• **WHAT YOU NEED TO DO**
Edit the records below by replacing every "cat-eye" with "kitty-eye" and leaving everything else unchanged. Omit the pictures from your answer.

begin

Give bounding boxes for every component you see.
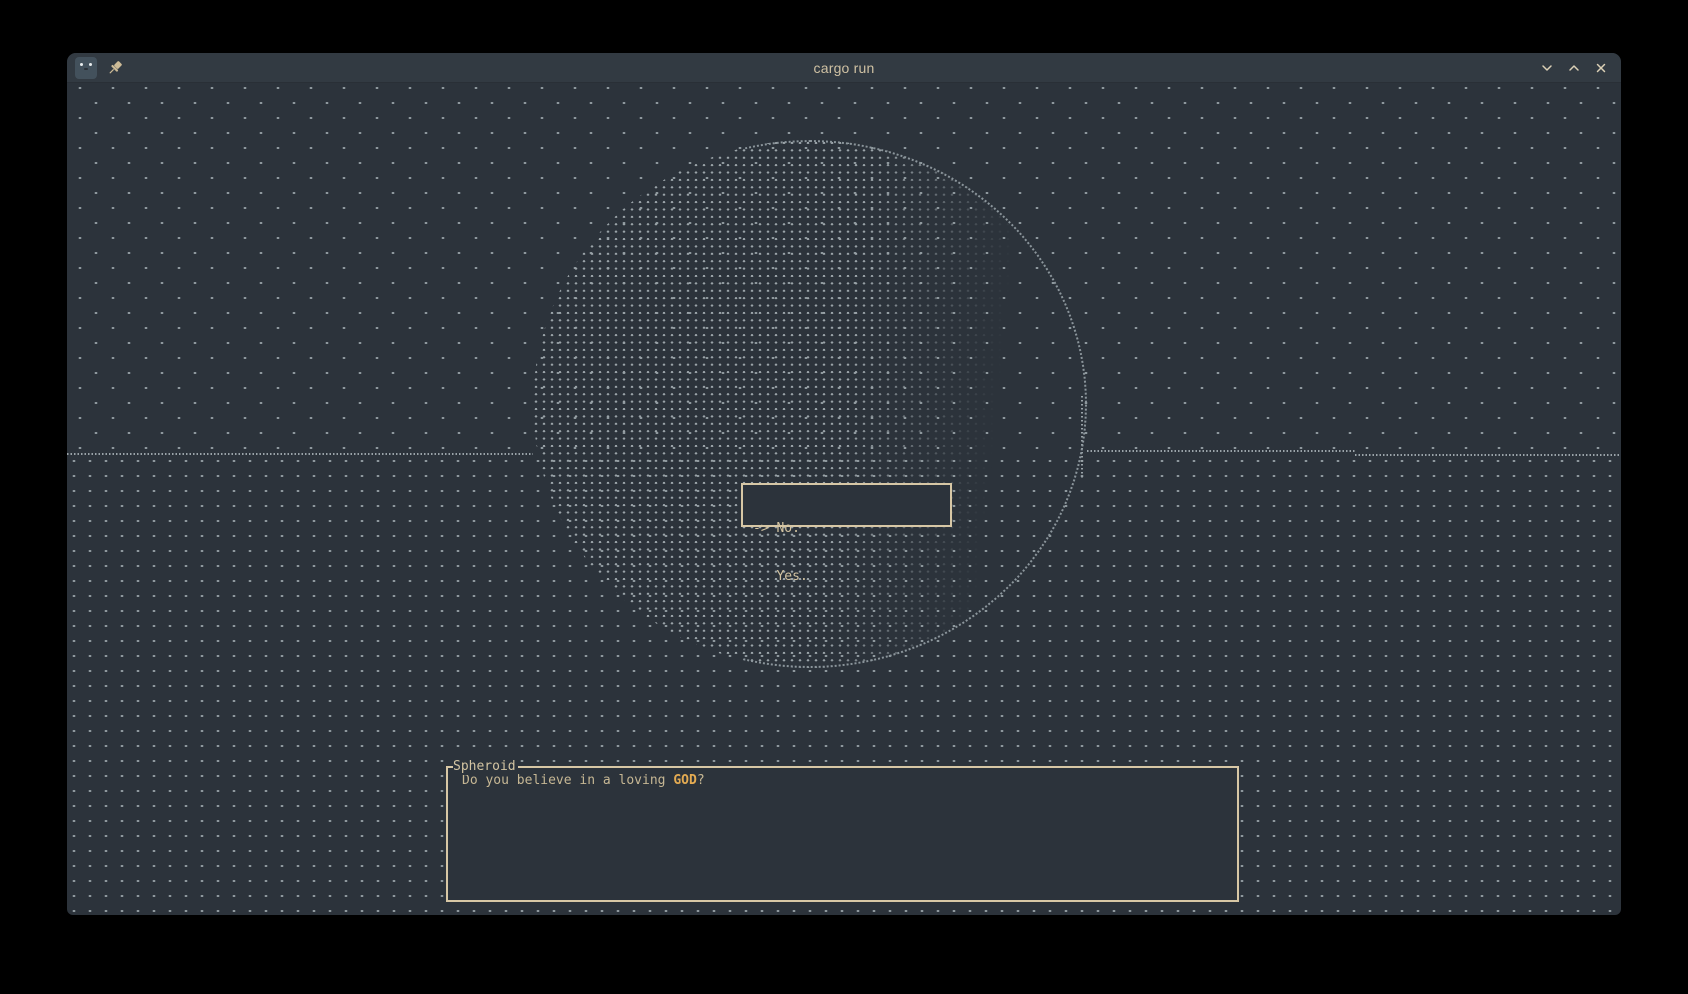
maximize-button[interactable] — [1567, 61, 1581, 75]
selection-arrow: -> — [753, 521, 776, 537]
question-text: Do you believe in a loving — [462, 773, 673, 788]
menu-option-yes[interactable]: Yes. — [753, 569, 950, 585]
cat-mouth — [84, 68, 88, 70]
dialog-title: Spheroid — [453, 759, 518, 775]
cat-eye-left — [80, 63, 83, 66]
titlebar: cargo run — [67, 53, 1621, 83]
titlebar-left-icons — [75, 53, 124, 83]
cat-eye-right — [89, 63, 92, 66]
chevron-down-icon — [1540, 61, 1554, 75]
horizon-line-left — [67, 453, 533, 455]
window-title: cargo run — [814, 60, 875, 76]
dialog-question: Do you believe in a loving GOD? — [448, 768, 1237, 789]
minimize-button[interactable] — [1540, 61, 1554, 75]
close-icon — [1594, 61, 1608, 75]
pin-icon[interactable] — [106, 59, 124, 77]
chevron-up-icon — [1567, 61, 1581, 75]
question-suffix: ? — [697, 773, 705, 788]
dialog-box: Spheroid Do you believe in a loving GOD? — [446, 766, 1239, 902]
terminal-screen: ->No. Yes. Spheroid Do you believe in a … — [67, 83, 1621, 915]
menu-option-no-label: No. — [776, 521, 799, 536]
choice-menu: ->No. Yes. — [741, 483, 952, 527]
terminal-window: cargo run — [67, 53, 1621, 915]
horizon-line-middle — [1087, 450, 1355, 452]
close-button[interactable] — [1594, 61, 1608, 75]
window-controls — [1540, 53, 1608, 83]
question-emphasis: GOD — [673, 773, 696, 788]
menu-option-no[interactable]: ->No. — [753, 521, 950, 537]
kitty-terminal-icon[interactable] — [75, 57, 97, 79]
horizon-line-right — [1355, 454, 1621, 456]
menu-option-yes-label: Yes. — [776, 569, 807, 584]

end

• **EXERCISE RESULT**
Give bounding boxes for every component you see.
maximize-button[interactable] — [1567, 61, 1581, 75]
selection-arrow: -> — [753, 521, 776, 537]
question-text: Do you believe in a loving — [462, 773, 673, 788]
menu-option-yes[interactable]: Yes. — [753, 569, 950, 585]
cat-mouth — [84, 68, 88, 70]
dialog-title: Spheroid — [453, 759, 518, 775]
kitty-eye-left — [80, 63, 83, 66]
titlebar: cargo run — [67, 53, 1621, 83]
titlebar-left-icons — [75, 53, 124, 83]
kitty-eye-right — [89, 63, 92, 66]
chevron-down-icon — [1540, 61, 1554, 75]
horizon-line-left — [67, 453, 533, 455]
window-title: cargo run — [814, 60, 875, 76]
dialog-question: Do you believe in a loving GOD? — [448, 768, 1237, 789]
minimize-button[interactable] — [1540, 61, 1554, 75]
close-icon — [1594, 61, 1608, 75]
pin-icon[interactable] — [106, 59, 124, 77]
chevron-up-icon — [1567, 61, 1581, 75]
question-suffix: ? — [697, 773, 705, 788]
dialog-box: Spheroid Do you believe in a loving GOD? — [446, 766, 1239, 902]
terminal-screen: ->No. Yes. Spheroid Do you believe in a … — [67, 83, 1621, 915]
menu-option-no-label: No. — [776, 521, 799, 536]
choice-menu: ->No. Yes. — [741, 483, 952, 527]
terminal-window: cargo run — [67, 53, 1621, 915]
horizon-line-middle — [1087, 450, 1355, 452]
close-button[interactable] — [1594, 61, 1608, 75]
window-controls — [1540, 53, 1608, 83]
question-emphasis: GOD — [673, 773, 696, 788]
menu-option-no[interactable]: ->No. — [753, 521, 950, 537]
kitty-terminal-icon[interactable] — [75, 57, 97, 79]
horizon-line-right — [1355, 454, 1621, 456]
menu-option-yes-label: Yes. — [776, 569, 807, 584]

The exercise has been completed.